> [Aim]: Using the data below, copy every line that contains the word "Jika".

> [Raw data]:
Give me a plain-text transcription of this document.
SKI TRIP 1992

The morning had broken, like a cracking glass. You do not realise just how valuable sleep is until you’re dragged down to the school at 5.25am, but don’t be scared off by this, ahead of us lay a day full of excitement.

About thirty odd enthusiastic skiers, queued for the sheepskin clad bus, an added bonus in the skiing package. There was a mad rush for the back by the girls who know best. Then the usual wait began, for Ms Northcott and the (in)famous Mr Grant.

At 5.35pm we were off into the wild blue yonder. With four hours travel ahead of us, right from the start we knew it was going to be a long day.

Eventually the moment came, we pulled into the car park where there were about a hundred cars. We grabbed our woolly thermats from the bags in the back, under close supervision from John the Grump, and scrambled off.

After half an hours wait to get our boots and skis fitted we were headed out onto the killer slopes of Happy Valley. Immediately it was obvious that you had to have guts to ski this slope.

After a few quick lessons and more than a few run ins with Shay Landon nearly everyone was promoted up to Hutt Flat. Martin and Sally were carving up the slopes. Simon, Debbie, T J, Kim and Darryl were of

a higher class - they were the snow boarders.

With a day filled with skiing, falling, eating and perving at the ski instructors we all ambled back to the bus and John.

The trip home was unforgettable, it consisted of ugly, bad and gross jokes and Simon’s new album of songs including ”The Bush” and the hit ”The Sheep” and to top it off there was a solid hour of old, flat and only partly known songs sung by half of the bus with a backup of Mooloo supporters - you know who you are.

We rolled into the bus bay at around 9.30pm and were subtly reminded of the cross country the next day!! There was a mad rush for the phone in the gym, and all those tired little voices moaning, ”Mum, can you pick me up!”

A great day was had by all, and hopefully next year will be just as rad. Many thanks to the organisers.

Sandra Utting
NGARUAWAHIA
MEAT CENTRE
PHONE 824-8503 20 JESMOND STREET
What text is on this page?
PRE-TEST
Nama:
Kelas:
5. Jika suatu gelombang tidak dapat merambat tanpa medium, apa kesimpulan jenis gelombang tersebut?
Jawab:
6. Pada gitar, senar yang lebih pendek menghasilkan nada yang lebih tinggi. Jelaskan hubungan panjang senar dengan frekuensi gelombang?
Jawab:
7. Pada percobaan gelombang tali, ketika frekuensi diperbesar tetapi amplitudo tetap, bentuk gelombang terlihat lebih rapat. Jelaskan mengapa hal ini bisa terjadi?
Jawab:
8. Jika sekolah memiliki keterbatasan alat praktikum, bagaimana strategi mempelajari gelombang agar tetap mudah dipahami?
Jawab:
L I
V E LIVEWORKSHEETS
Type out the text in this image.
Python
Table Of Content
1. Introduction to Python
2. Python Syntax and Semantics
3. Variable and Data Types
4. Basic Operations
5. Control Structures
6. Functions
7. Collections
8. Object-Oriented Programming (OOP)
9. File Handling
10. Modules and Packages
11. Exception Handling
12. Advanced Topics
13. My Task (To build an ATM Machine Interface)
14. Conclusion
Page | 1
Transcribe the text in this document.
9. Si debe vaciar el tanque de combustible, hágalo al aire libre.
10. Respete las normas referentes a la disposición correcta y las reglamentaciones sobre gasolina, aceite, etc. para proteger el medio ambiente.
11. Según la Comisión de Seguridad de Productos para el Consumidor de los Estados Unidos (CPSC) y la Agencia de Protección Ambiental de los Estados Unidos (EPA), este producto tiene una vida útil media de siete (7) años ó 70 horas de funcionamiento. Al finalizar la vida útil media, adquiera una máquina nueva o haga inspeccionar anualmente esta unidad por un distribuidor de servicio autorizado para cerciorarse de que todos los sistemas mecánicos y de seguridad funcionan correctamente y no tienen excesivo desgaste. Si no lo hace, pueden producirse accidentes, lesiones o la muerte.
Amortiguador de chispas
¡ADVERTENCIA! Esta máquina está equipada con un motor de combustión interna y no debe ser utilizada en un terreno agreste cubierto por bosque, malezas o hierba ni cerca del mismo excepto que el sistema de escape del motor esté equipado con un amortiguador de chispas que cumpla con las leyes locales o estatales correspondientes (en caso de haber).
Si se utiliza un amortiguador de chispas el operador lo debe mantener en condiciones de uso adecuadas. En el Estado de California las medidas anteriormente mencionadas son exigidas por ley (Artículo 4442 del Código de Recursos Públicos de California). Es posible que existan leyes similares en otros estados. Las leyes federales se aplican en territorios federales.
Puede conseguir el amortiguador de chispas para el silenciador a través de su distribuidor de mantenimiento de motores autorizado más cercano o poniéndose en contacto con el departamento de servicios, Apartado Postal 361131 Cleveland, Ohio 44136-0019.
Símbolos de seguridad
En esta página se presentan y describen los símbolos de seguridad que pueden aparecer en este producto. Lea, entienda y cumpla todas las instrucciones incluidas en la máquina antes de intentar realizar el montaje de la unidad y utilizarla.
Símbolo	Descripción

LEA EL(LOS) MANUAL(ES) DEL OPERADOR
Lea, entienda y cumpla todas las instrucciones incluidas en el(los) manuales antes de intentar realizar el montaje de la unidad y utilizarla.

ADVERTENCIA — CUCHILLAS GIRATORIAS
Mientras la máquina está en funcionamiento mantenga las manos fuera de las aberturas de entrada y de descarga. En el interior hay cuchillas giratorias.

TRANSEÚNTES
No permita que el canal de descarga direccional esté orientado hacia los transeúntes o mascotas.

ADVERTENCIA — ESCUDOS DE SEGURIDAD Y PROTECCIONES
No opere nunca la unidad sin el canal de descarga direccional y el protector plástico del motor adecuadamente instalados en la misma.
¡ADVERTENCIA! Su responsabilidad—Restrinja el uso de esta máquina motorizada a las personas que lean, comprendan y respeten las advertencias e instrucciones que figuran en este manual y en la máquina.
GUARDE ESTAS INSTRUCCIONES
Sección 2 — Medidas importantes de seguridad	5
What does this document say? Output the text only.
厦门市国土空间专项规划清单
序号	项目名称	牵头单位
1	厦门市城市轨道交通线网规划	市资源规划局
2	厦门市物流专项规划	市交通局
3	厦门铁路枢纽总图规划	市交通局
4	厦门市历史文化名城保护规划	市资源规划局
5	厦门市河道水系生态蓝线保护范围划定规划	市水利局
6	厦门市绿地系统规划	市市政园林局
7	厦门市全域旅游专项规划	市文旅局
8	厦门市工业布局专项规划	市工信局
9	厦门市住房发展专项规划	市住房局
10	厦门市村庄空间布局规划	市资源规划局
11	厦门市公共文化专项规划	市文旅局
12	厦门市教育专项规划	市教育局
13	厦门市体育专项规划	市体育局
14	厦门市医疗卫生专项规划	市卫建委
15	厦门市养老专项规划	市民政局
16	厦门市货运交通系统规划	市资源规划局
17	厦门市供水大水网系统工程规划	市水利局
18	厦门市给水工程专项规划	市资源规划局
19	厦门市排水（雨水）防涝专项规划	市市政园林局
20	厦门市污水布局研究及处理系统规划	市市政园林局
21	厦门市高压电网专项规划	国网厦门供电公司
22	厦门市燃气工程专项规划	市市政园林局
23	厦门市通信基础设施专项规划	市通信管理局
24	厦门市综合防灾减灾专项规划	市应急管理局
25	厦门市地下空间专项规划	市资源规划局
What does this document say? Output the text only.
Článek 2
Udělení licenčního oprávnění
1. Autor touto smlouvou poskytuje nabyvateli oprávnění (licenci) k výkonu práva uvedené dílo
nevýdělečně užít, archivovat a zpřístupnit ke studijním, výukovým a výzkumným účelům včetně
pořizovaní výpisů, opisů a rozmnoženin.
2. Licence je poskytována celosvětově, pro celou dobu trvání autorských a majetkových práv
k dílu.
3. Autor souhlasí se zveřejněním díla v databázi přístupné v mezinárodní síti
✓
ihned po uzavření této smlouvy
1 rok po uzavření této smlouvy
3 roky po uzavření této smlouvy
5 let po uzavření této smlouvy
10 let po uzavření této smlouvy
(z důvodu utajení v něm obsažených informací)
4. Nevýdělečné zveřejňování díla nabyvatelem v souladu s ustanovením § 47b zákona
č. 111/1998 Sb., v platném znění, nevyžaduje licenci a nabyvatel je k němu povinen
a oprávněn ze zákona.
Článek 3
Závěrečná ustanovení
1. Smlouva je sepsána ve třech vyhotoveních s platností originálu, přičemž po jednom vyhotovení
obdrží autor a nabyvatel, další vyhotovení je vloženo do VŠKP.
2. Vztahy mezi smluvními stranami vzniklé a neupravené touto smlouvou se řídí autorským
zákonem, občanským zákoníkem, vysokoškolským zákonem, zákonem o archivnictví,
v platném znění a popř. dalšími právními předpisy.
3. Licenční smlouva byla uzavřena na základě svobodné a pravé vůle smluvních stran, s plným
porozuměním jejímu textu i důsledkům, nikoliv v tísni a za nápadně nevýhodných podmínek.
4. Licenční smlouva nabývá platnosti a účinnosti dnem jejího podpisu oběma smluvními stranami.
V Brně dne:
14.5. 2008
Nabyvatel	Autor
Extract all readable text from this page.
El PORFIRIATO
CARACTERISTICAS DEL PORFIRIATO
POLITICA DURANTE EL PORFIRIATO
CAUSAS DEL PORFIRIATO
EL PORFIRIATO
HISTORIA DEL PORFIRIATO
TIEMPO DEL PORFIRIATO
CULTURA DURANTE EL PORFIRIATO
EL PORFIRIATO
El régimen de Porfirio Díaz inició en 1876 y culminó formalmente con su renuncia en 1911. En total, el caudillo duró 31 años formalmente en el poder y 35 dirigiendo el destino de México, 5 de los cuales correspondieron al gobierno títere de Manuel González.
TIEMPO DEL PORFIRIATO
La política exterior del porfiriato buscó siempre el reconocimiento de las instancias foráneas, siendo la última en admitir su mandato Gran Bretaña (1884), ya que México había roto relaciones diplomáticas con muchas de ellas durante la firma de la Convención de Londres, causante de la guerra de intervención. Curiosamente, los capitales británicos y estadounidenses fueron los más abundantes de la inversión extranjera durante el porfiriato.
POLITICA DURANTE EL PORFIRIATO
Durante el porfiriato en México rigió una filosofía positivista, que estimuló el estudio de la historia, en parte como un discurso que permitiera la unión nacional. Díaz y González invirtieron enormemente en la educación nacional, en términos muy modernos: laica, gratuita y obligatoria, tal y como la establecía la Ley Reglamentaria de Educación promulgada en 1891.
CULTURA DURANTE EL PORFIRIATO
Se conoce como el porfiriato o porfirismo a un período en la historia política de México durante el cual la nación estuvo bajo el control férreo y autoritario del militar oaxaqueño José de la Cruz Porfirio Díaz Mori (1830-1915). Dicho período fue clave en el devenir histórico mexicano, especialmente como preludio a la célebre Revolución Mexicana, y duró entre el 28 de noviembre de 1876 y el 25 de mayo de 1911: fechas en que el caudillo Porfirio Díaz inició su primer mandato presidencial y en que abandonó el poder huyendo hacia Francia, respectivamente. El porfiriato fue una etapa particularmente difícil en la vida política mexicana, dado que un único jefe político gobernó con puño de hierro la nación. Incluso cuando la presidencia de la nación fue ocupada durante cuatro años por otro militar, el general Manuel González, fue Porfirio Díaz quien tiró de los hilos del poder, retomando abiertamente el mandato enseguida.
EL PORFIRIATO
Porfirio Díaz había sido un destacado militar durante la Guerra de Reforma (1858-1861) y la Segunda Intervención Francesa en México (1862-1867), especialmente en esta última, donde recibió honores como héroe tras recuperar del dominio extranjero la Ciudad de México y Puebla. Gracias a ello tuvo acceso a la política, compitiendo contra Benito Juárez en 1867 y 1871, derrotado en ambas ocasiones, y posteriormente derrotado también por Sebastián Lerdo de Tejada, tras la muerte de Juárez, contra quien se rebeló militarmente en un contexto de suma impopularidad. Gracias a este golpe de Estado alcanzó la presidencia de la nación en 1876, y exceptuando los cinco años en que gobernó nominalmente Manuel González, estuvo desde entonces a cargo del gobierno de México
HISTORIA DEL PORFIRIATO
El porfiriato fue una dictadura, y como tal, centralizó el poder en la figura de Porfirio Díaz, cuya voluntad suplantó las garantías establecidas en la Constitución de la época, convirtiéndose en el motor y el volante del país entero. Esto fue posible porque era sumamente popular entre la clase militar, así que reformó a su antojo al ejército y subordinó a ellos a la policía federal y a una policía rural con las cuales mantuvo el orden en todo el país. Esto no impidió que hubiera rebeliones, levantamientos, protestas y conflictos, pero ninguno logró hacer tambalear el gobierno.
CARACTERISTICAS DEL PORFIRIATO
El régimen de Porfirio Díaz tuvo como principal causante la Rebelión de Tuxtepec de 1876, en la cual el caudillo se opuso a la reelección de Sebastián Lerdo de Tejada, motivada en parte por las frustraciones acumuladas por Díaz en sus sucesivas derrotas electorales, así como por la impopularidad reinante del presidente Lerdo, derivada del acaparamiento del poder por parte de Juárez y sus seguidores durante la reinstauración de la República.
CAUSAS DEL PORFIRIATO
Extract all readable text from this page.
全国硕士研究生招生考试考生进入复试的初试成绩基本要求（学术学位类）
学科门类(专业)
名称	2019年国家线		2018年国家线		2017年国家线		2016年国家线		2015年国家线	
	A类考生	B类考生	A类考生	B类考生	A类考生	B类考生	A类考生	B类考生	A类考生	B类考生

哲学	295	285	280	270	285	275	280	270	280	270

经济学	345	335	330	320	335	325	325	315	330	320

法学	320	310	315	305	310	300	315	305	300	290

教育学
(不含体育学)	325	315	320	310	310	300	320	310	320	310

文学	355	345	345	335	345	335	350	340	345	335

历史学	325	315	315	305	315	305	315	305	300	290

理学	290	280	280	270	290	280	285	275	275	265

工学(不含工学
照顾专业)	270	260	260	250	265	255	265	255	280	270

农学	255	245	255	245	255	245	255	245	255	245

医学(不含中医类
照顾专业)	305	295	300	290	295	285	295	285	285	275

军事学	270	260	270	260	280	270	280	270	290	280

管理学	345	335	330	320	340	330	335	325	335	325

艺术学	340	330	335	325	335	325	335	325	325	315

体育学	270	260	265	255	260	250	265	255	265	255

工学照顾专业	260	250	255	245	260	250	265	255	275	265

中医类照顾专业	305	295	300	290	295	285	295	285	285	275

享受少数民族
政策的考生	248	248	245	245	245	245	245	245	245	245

> [Exercise response]:
5. Jika suatu gelombang tidak dapat merambat tanpa medium, apa kesimpulan jenis gelombang tersebut?
8. Jika sekolah memiliki keterbatasan alat praktikum, bagaimana strategi mempelajari gelombang agar tetap mudah dipahami?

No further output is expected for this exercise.